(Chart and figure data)

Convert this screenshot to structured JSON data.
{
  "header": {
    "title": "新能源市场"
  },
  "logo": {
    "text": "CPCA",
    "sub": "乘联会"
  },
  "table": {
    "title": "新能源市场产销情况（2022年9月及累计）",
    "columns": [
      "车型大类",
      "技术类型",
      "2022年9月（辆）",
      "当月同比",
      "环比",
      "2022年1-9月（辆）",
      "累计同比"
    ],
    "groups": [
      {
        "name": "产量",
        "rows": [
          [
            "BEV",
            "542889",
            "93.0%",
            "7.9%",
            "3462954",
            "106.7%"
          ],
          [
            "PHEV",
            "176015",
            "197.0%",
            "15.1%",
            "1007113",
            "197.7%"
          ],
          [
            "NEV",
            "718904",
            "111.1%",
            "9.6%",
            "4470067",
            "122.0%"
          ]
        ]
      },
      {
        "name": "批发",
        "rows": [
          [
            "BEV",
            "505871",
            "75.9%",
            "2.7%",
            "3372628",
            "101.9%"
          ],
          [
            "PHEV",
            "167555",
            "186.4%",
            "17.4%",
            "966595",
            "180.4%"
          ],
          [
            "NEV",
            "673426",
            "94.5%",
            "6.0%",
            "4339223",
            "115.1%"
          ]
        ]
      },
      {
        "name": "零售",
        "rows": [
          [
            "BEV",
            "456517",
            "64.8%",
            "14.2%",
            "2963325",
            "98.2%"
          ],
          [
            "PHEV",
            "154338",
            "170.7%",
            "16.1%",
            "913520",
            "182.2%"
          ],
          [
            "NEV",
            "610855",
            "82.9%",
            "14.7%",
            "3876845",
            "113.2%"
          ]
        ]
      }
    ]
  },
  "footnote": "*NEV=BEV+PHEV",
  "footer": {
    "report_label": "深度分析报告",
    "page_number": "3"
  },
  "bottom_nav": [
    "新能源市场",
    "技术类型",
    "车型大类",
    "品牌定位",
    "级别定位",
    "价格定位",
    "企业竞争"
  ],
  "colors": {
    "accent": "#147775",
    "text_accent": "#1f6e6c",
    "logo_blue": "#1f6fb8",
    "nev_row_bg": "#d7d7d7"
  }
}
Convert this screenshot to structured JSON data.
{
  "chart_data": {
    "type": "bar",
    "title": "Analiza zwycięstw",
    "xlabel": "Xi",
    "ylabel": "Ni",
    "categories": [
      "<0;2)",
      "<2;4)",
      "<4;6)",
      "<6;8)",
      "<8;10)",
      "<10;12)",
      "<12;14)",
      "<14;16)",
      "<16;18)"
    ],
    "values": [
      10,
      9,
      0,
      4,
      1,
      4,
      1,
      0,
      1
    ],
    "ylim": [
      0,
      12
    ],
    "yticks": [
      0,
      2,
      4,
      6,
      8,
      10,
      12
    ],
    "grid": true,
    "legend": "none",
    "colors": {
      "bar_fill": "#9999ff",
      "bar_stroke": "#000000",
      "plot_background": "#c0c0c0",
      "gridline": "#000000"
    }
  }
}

Your goal:
Exactly as written, please output every entry.

Output of the task:
Convert this screenshot to structured JSON data.
{
  "header": {
    "title": "新能源市场"
  },
  "logo": {
    "text": "CPCA",
    "sub": "乘联会"
  },
  "table": {
    "title": "新能源市场产销情况（2022年9月及累计）",
    "columns": [
      "车型大类",
      "技术类型",
      "2022年9月（辆）",
      "当月同比",
      "环比",
      "2022年1-9月（辆）",
      "累计同比"
    ],
    "groups": [
      {
        "name": "产量",
        "rows": [
          [
            "BEV",
            "542889",
            "93.0%",
            "7.9%",
            "3462954",
            "106.7%"
          ],
          [
            "PHEV",
            "176015",
            "197.0%",
            "15.1%",
            "1007113",
            "197.7%"
          ],
          [
            "NEV",
            "718904",
            "111.1%",
            "9.6%",
            "4470067",
            "122.0%"
          ]
        ]
      },
      {
        "name": "批发",
        "rows": [
          [
            "BEV",
            "505871",
            "75.9%",
            "2.7%",
            "3372628",
            "101.9%"
          ],
          [
            "PHEV",
            "167555",
            "186.4%",
            "17.4%",
            "966595",
            "180.4%"
          ],
          [
            "NEV",
            "673426",
            "94.5%",
            "6.0%",
            "4339223",
            "115.1%"
          ]
        ]
      },
      {
        "name": "零售",
        "rows": [
          [
            "BEV",
            "456517",
            "64.8%",
            "14.2%",
            "2963325",
            "98.2%"
          ],
          [
            "PHEV",
            "154338",
            "170.7%",
            "16.1%",
            "913520",
            "182.2%"
          ],
          [
            "NEV",
            "610855",
            "82.9%",
            "14.7%",
            "3876845",
            "113.2%"
          ]
        ]
      }
    ]
  },
  "footnote": "*NEV=BEV+PHEV",
  "footer": {
    "report_label": "深度分析报告",
    "page_number": "3"
  },
  "bottom_nav": [
    "新能源市场",
    "技术类型",
    "车型大类",
    "品牌定位",
    "级别定位",
    "价格定位",
    "企业竞争"
  ],
  "colors": {
    "accent": "#147775",
    "text_accent": "#1f6e6c",
    "logo_blue": "#1f6fb8",
    "nev_row_bg": "#d7d7d7"
  }
}
Convert this screenshot to structured JSON data.
{
  "chart_data": {
    "type": "bar",
    "title": "Analiza zwycięstw",
    "xlabel": "Xi",
    "ylabel": "Ni",
    "categories": [
      "<0;2)",
      "<2;4)",
      "<4;6)",
      "<6;8)",
      "<8;10)",
      "<10;12)",
      "<12;14)",
      "<14;16)",
      "<16;18)"
    ],
    "values": [
      10,
      9,
      0,
      4,
      1,
      4,
      1,
      0,
      1
    ],
    "ylim": [
      0,
      12
    ],
    "yticks": [
      0,
      2,
      4,
      6,
      8,
      10,
      12
    ],
    "grid": true,
    "legend": "none",
    "colors": {
      "bar_fill": "#9999ff",
      "bar_stroke": "#000000",
      "plot_background": "#c0c0c0",
      "gridline": "#000000"
    }
  }
}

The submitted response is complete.